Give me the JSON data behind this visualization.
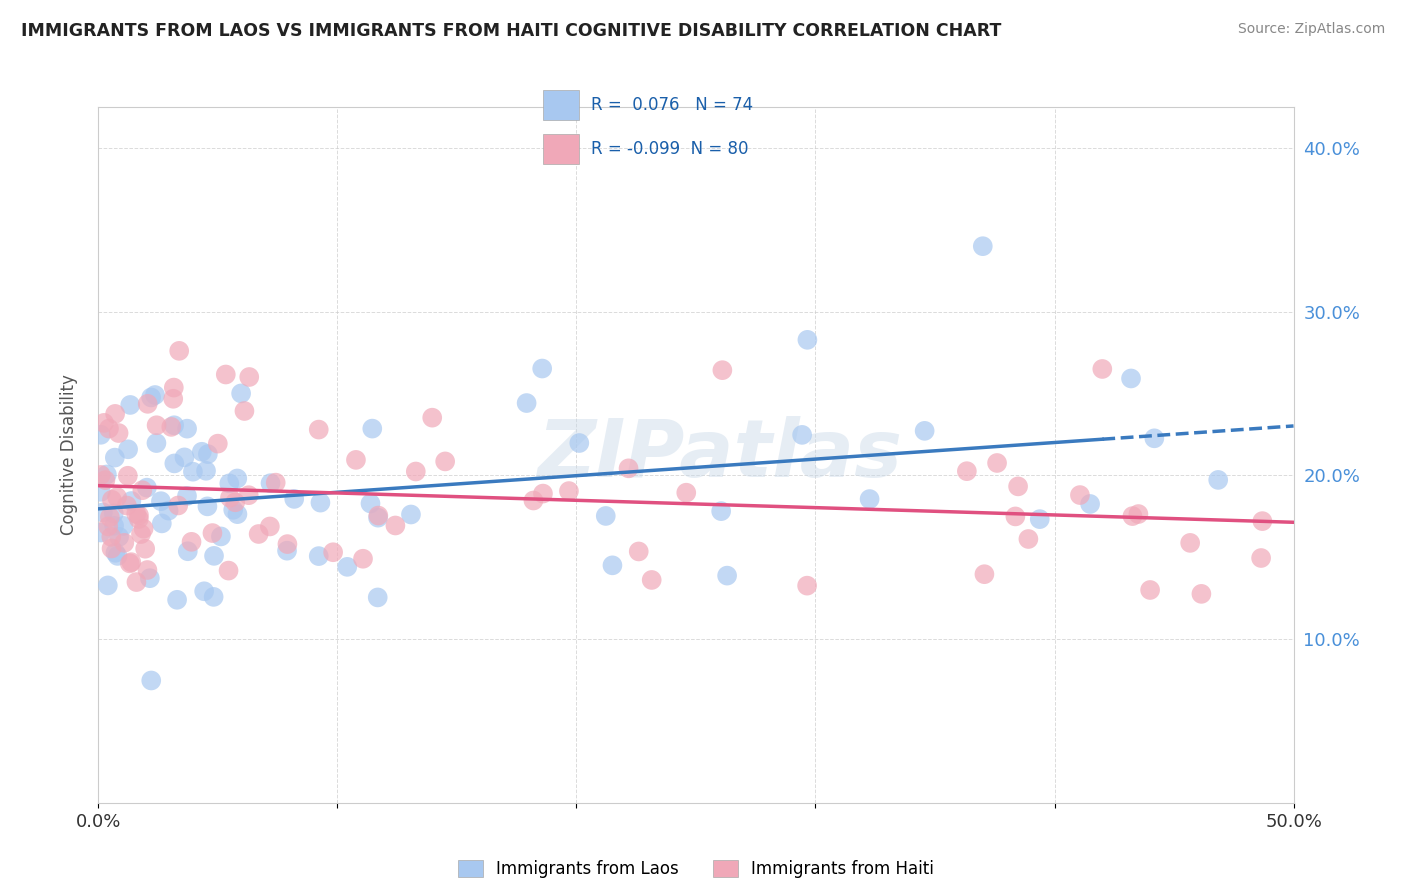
{
  "title": "IMMIGRANTS FROM LAOS VS IMMIGRANTS FROM HAITI COGNITIVE DISABILITY CORRELATION CHART",
  "source": "Source: ZipAtlas.com",
  "ylabel": "Cognitive Disability",
  "xlim": [
    0.0,
    0.5
  ],
  "ylim": [
    0.0,
    0.425
  ],
  "xticks": [
    0.0,
    0.1,
    0.2,
    0.3,
    0.4,
    0.5
  ],
  "yticks": [
    0.1,
    0.2,
    0.3,
    0.4
  ],
  "xticklabels": [
    "0.0%",
    "",
    "",
    "",
    "",
    "50.0%"
  ],
  "yticklabels_right": [
    "10.0%",
    "20.0%",
    "30.0%",
    "40.0%"
  ],
  "legend_labels": [
    "Immigrants from Laos",
    "Immigrants from Haiti"
  ],
  "laos_R": "0.076",
  "laos_N": "74",
  "haiti_R": "-0.099",
  "haiti_N": "80",
  "laos_color": "#a8c8f0",
  "haiti_color": "#f0a8b8",
  "laos_line_color": "#3a7abf",
  "haiti_line_color": "#e05080",
  "watermark": "ZIPatlas",
  "background_color": "#ffffff",
  "grid_color": "#cccccc",
  "tick_color": "#4a90d9",
  "title_color": "#222222",
  "source_color": "#888888",
  "legend_text_color": "#1a5faa",
  "laos_seed": 12345,
  "haiti_seed": 67890,
  "line_intercept_laos": 0.178,
  "line_slope_laos": 0.045,
  "line_intercept_haiti": 0.195,
  "line_slope_haiti": -0.025
}
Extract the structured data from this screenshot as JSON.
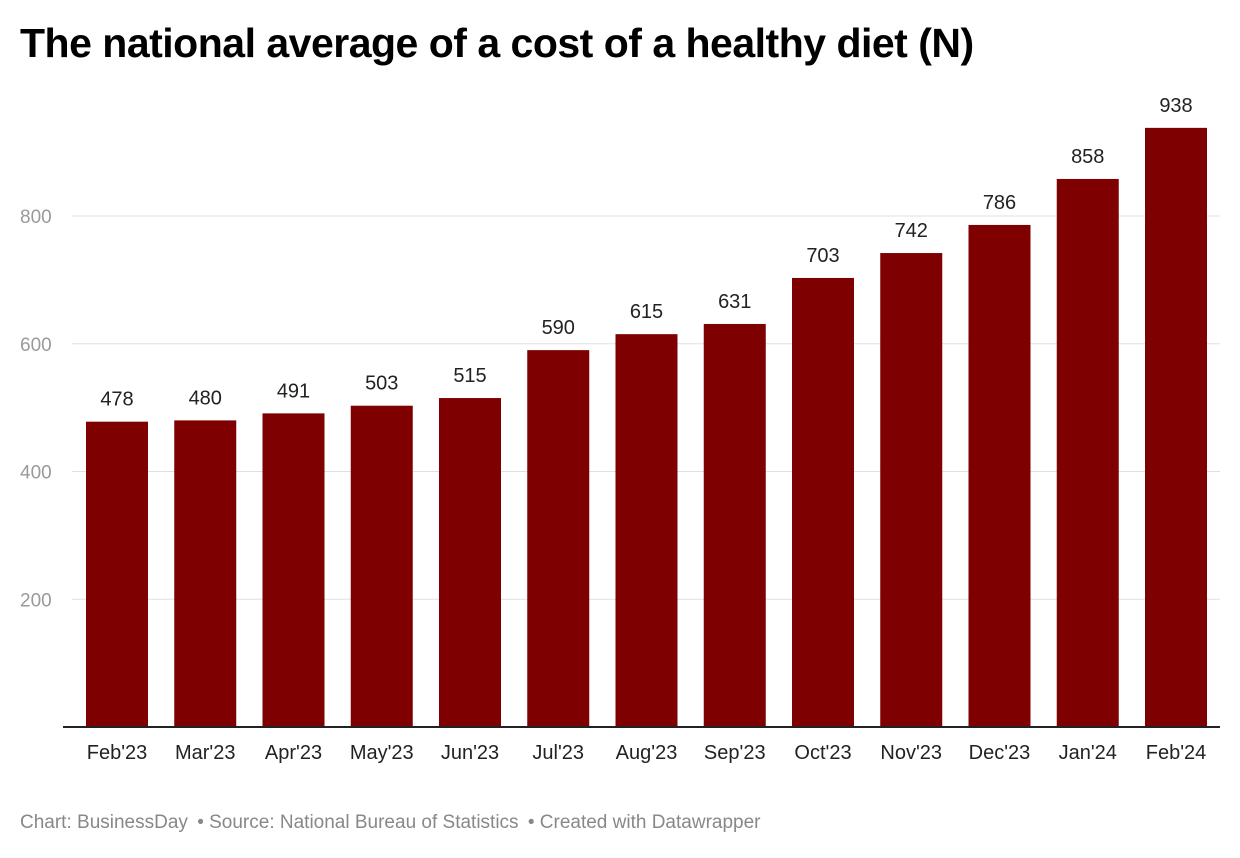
{
  "chart_data": {
    "type": "bar",
    "title": "The national average of a cost of a healthy diet (N)",
    "xlabel": "",
    "ylabel": "",
    "categories": [
      "Feb'23",
      "Mar'23",
      "Apr'23",
      "May'23",
      "Jun'23",
      "Jul'23",
      "Aug'23",
      "Sep'23",
      "Oct'23",
      "Nov'23",
      "Dec'23",
      "Jan'24",
      "Feb'24"
    ],
    "values": [
      478,
      480,
      491,
      503,
      515,
      590,
      615,
      631,
      703,
      742,
      786,
      858,
      938
    ],
    "ylim": [
      0,
      938
    ],
    "yticks": [
      200,
      400,
      600,
      800
    ],
    "grid": true,
    "bar_color": "#7f0000"
  },
  "footer": {
    "chart_credit": "Chart: BusinessDay",
    "source": "• Source: National Bureau of Statistics",
    "created": "• Created with Datawrapper"
  }
}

• Given exercise:
Above are the records. Identify each line that contains the word "JSON".

• Complete response:
Give me the JSON data behind this visualization.
Extract the structured data from this screenshot as JSON.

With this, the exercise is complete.